## Begin

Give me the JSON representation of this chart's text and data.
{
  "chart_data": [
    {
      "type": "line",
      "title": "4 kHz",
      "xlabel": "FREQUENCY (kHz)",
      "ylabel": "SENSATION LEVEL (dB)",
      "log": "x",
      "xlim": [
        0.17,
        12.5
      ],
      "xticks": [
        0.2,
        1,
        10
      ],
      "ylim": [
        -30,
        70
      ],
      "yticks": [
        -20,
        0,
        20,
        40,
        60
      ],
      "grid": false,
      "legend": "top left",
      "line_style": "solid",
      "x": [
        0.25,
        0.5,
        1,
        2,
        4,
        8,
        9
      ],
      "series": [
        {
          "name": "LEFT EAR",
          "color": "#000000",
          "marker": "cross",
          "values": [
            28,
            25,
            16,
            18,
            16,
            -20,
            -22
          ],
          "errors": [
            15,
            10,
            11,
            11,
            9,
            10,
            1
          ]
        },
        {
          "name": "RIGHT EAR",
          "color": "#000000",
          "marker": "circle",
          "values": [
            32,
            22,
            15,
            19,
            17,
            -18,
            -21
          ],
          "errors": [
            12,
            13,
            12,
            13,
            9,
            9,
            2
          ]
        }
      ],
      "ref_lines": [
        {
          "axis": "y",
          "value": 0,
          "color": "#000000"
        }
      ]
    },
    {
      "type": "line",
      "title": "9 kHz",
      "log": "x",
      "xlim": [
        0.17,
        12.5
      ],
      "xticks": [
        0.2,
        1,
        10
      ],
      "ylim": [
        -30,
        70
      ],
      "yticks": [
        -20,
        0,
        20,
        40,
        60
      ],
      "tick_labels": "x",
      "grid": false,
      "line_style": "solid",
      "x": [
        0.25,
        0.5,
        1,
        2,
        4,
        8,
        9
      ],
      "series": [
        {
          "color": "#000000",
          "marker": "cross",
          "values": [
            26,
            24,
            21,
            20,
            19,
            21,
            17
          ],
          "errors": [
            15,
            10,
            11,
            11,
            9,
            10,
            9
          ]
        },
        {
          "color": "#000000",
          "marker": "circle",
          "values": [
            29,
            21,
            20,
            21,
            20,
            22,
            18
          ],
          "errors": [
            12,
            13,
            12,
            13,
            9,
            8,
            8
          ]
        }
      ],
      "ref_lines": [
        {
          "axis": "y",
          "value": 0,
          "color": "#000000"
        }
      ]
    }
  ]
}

## End

**WRITTEN TASK**
All of the entries need to be reproduced exactly; please write them out.

**EXPECTED OUTPUT**
Give me the JSON representation of this chart's text and data.
{
  "chart_data": [
    {
      "type": "line",
      "title": "4 kHz",
      "xlabel": "FREQUENCY (kHz)",
      "ylabel": "SENSATION LEVEL (dB)",
      "log": "x",
      "xlim": [
        0.17,
        12.5
      ],
      "xticks": [
        0.2,
        1,
        10
      ],
      "ylim": [
        -30,
        70
      ],
      "yticks": [
        -20,
        0,
        20,
        40,
        60
      ],
      "grid": false,
      "legend": "top left",
      "line_style": "solid",
      "x": [
        0.25,
        0.5,
        1,
        2,
        4,
        8,
        9
      ],
      "series": [
        {
          "name": "LEFT EAR",
          "color": "#000000",
          "marker": "cross",
          "values": [
            28,
            25,
            16,
            18,
            16,
            -20,
            -22
          ],
          "errors": [
            15,
            10,
            11,
            11,
            9,
            10,
            1
          ]
        },
        {
          "name": "RIGHT EAR",
          "color": "#000000",
          "marker": "circle",
          "values": [
            32,
            22,
            15,
            19,
            17,
            -18,
            -21
          ],
          "errors": [
            12,
            13,
            12,
            13,
            9,
            9,
            2
          ]
        }
      ],
      "ref_lines": [
        {
          "axis": "y",
          "value": 0,
          "color": "#000000"
        }
      ]
    },
    {
      "type": "line",
      "title": "9 kHz",
      "log": "x",
      "xlim": [
        0.17,
        12.5
      ],
      "xticks": [
        0.2,
        1,
        10
      ],
      "ylim": [
        -30,
        70
      ],
      "yticks": [
        -20,
        0,
        20,
        40,
        60
      ],
      "tick_labels": "x",
      "grid": false,
      "line_style": "solid",
      "x": [
        0.25,
        0.5,
        1,
        2,
        4,
        8,
        9
      ],
      "series": [
        {
          "color": "#000000",
          "marker": "cross",
          "values": [
            26,
            24,
            21,
            20,
            19,
            21,
            17
          ],
          "errors": [
            15,
            10,
            11,
            11,
            9,
            10,
            9
          ]
        },
        {
          "color": "#000000",
          "marker": "circle",
          "values": [
            29,
            21,
            20,
            21,
            20,
            22,
            18
          ],
          "errors": [
            12,
            13,
            12,
            13,
            9,
            8,
            8
          ]
        }
      ],
      "ref_lines": [
        {
          "axis": "y",
          "value": 0,
          "color": "#000000"
        }
      ]
    }
  ]
}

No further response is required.